Check each line of the records below and collect those holding "Завийте".

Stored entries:
==================================================

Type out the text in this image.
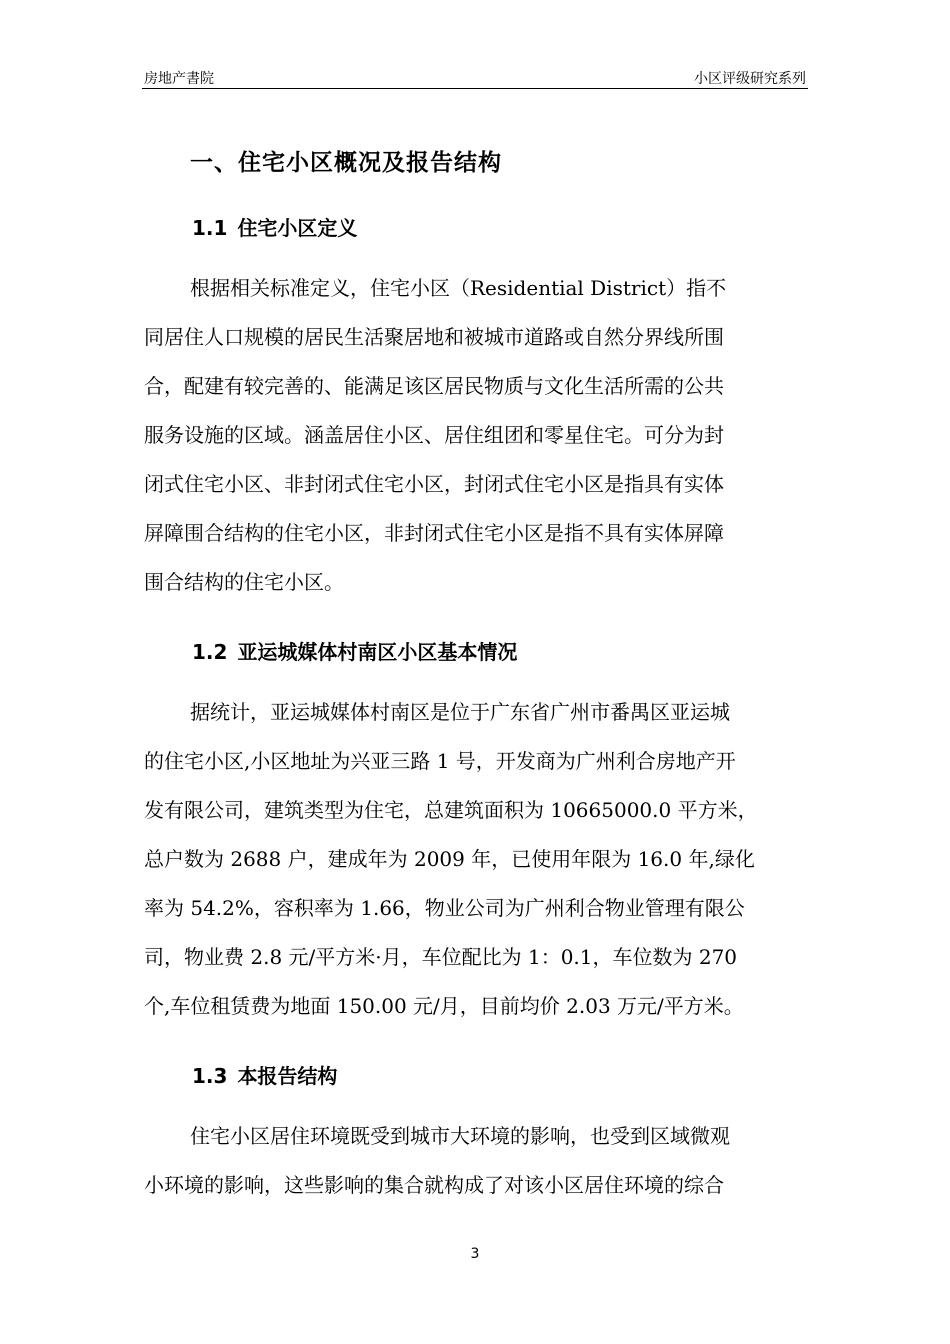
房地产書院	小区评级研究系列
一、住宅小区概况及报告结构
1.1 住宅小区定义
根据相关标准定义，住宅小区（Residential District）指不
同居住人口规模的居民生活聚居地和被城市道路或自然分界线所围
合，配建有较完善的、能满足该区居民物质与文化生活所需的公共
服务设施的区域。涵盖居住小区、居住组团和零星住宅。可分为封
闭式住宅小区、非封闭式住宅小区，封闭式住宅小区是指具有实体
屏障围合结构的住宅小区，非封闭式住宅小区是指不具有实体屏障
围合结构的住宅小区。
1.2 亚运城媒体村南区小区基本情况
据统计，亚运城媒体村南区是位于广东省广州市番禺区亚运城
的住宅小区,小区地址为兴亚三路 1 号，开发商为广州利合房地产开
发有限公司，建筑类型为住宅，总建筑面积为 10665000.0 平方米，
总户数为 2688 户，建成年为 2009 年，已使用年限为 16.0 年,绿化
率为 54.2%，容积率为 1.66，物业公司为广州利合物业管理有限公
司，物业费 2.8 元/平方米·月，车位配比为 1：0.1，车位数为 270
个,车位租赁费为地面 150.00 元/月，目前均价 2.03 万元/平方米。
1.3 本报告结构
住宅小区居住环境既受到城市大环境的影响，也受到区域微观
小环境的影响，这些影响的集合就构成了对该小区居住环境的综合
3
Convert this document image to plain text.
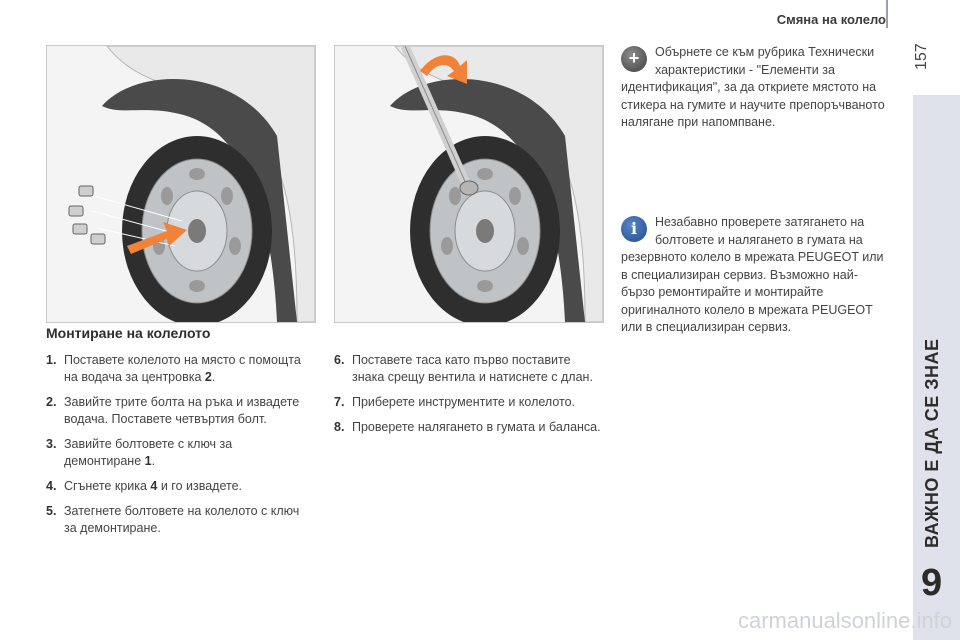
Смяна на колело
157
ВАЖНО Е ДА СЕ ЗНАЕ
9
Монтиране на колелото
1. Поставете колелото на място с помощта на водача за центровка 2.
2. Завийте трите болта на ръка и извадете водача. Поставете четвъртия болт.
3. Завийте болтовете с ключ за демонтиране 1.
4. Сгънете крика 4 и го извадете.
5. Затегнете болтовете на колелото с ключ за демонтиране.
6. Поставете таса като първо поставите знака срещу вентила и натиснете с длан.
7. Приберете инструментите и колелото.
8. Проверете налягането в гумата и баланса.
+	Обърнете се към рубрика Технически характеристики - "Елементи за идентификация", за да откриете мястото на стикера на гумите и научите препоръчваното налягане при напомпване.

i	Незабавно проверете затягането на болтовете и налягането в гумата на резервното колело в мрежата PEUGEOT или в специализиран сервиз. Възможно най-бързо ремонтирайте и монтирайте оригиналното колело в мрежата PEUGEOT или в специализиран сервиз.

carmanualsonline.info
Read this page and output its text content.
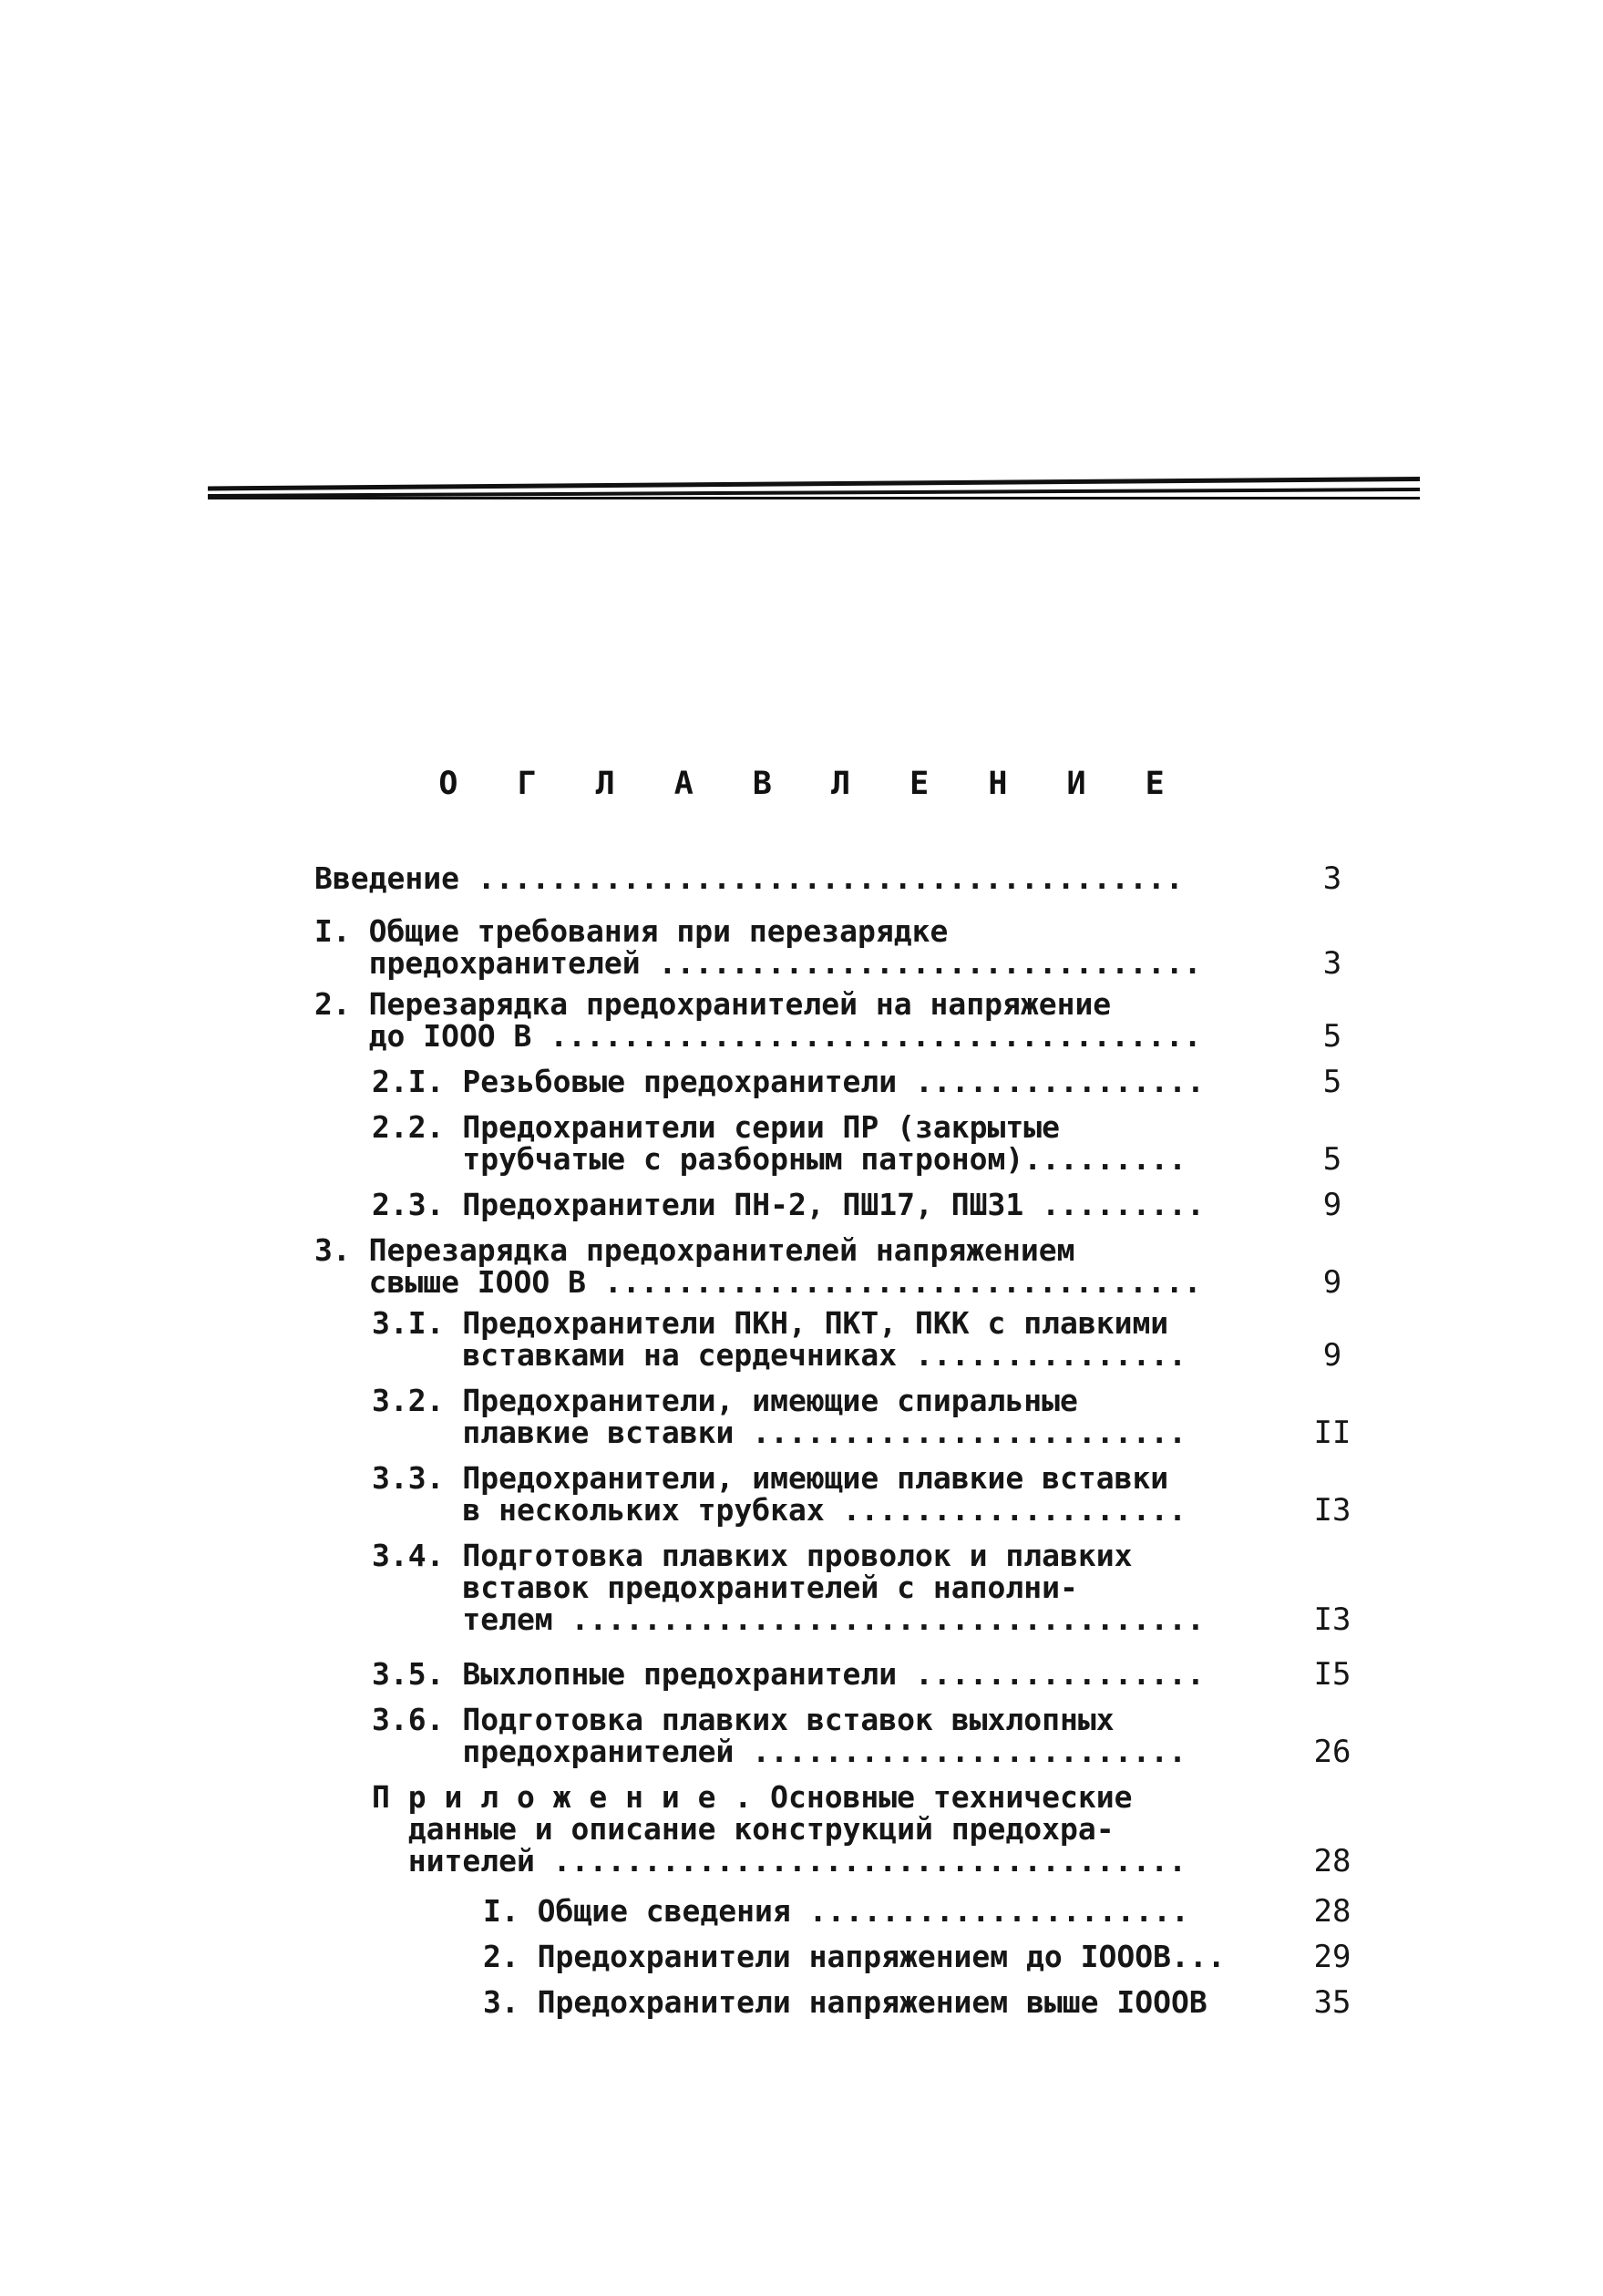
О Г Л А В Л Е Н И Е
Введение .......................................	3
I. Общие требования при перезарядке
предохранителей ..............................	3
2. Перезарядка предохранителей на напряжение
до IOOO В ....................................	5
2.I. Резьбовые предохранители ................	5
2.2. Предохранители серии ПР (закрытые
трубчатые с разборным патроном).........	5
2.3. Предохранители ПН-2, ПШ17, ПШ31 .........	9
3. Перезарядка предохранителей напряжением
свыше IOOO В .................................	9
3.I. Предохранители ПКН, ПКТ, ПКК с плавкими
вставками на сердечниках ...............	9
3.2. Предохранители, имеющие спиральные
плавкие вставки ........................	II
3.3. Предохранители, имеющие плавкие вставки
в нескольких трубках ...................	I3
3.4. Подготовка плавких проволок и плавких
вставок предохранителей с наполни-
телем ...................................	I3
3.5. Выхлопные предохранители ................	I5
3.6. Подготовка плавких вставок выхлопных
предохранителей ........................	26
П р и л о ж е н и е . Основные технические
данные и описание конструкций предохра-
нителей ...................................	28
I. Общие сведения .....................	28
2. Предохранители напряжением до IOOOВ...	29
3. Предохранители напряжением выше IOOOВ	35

==================================================

WRITTEN ANSWER:
2. Завийте трите болта на ръка и извадете водача. Поставете четвъртия болт.
3. Завийте болтовете с ключ за демонтиране 1.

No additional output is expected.